Data:
----

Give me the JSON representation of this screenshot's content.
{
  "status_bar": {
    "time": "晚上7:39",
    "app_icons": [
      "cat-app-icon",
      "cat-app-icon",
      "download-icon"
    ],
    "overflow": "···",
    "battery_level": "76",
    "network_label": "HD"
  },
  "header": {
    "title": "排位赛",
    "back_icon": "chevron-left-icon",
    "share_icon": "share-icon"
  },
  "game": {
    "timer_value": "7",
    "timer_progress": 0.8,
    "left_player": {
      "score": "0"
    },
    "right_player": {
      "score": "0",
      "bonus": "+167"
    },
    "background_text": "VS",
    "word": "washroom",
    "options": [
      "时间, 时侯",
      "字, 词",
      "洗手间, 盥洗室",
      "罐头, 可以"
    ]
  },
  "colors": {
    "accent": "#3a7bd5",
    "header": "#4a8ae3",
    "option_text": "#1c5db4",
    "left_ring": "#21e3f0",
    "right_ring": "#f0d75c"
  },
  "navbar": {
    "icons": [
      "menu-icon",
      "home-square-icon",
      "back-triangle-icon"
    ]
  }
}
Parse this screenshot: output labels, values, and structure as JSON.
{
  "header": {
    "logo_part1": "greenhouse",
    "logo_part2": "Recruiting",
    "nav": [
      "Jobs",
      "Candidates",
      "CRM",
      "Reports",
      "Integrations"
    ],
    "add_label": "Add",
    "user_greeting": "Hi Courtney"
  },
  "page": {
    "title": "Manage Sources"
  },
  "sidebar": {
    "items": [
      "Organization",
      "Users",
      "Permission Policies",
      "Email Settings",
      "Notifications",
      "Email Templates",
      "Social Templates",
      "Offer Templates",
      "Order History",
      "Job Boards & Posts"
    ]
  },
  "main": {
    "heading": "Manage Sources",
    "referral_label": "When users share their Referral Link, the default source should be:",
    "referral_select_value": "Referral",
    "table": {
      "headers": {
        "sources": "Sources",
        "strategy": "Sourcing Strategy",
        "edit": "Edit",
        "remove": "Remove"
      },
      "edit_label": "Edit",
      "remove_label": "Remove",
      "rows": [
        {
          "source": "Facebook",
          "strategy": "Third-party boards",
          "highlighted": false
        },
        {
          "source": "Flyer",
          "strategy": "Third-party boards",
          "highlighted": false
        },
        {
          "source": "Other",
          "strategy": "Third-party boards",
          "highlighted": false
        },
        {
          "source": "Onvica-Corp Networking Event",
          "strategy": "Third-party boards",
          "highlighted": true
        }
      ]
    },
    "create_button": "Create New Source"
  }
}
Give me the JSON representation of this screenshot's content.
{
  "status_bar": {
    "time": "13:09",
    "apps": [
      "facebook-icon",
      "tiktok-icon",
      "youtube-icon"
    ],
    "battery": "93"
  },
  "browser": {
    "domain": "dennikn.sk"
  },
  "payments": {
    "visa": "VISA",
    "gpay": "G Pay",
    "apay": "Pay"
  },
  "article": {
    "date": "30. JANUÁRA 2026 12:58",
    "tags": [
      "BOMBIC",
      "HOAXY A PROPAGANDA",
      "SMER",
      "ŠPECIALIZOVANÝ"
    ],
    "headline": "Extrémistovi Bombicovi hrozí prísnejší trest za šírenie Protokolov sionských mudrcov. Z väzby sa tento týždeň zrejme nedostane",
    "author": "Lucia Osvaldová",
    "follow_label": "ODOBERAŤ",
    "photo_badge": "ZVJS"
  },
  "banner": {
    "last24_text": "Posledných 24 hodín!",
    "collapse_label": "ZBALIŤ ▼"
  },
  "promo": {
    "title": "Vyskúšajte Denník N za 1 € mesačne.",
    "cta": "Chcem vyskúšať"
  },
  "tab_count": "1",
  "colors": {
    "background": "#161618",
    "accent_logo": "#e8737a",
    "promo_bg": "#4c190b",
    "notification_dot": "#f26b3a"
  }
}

----

Request: Can you give every line above again, exactly as written?

Solution:
Give me the JSON representation of this screenshot's content.
{
  "status_bar": {
    "time": "晚上7:39",
    "app_icons": [
      "cat-app-icon",
      "cat-app-icon",
      "download-icon"
    ],
    "overflow": "···",
    "battery_level": "76",
    "network_label": "HD"
  },
  "header": {
    "title": "排位赛",
    "back_icon": "chevron-left-icon",
    "share_icon": "share-icon"
  },
  "game": {
    "timer_value": "7",
    "timer_progress": 0.8,
    "left_player": {
      "score": "0"
    },
    "right_player": {
      "score": "0",
      "bonus": "+167"
    },
    "background_text": "VS",
    "word": "washroom",
    "options": [
      "时间, 时侯",
      "字, 词",
      "洗手间, 盥洗室",
      "罐头, 可以"
    ]
  },
  "colors": {
    "accent": "#3a7bd5",
    "header": "#4a8ae3",
    "option_text": "#1c5db4",
    "left_ring": "#21e3f0",
    "right_ring": "#f0d75c"
  },
  "navbar": {
    "icons": [
      "menu-icon",
      "home-square-icon",
      "back-triangle-icon"
    ]
  }
}
Parse this screenshot: output labels, values, and structure as JSON.
{
  "header": {
    "logo_part1": "greenhouse",
    "logo_part2": "Recruiting",
    "nav": [
      "Jobs",
      "Candidates",
      "CRM",
      "Reports",
      "Integrations"
    ],
    "add_label": "Add",
    "user_greeting": "Hi Courtney"
  },
  "page": {
    "title": "Manage Sources"
  },
  "sidebar": {
    "items": [
      "Organization",
      "Users",
      "Permission Policies",
      "Email Settings",
      "Notifications",
      "Email Templates",
      "Social Templates",
      "Offer Templates",
      "Order History",
      "Job Boards & Posts"
    ]
  },
  "main": {
    "heading": "Manage Sources",
    "referral_label": "When users share their Referral Link, the default source should be:",
    "referral_select_value": "Referral",
    "table": {
      "headers": {
        "sources": "Sources",
        "strategy": "Sourcing Strategy",
        "edit": "Edit",
        "remove": "Remove"
      },
      "edit_label": "Edit",
      "remove_label": "Remove",
      "rows": [
        {
          "source": "Facebook",
          "strategy": "Third-party boards",
          "highlighted": false
        },
        {
          "source": "Flyer",
          "strategy": "Third-party boards",
          "highlighted": false
        },
        {
          "source": "Other",
          "strategy": "Third-party boards",
          "highlighted": false
        },
        {
          "source": "Onvica-Corp Networking Event",
          "strategy": "Third-party boards",
          "highlighted": true
        }
      ]
    },
    "create_button": "Create New Source"
  }
}
Give me the JSON representation of this screenshot's content.
{
  "status_bar": {
    "time": "13:09",
    "apps": [
      "facebook-icon",
      "tiktok-icon",
      "youtube-icon"
    ],
    "battery": "93"
  },
  "browser": {
    "domain": "dennikn.sk"
  },
  "payments": {
    "visa": "VISA",
    "gpay": "G Pay",
    "apay": "Pay"
  },
  "article": {
    "date": "30. JANUÁRA 2026 12:58",
    "tags": [
      "BOMBIC",
      "HOAXY A PROPAGANDA",
      "SMER",
      "ŠPECIALIZOVANÝ"
    ],
    "headline": "Extrémistovi Bombicovi hrozí prísnejší trest za šírenie Protokolov sionských mudrcov. Z väzby sa tento týždeň zrejme nedostane",
    "author": "Lucia Osvaldová",
    "follow_label": "ODOBERAŤ",
    "photo_badge": "ZVJS"
  },
  "banner": {
    "last24_text": "Posledných 24 hodín!",
    "collapse_label": "ZBALIŤ ▼"
  },
  "promo": {
    "title": "Vyskúšajte Denník N za 1 € mesačne.",
    "cta": "Chcem vyskúšať"
  },
  "tab_count": "1",
  "colors": {
    "background": "#161618",
    "accent_logo": "#e8737a",
    "promo_bg": "#4c190b",
    "notification_dot": "#f26b3a"
  }
}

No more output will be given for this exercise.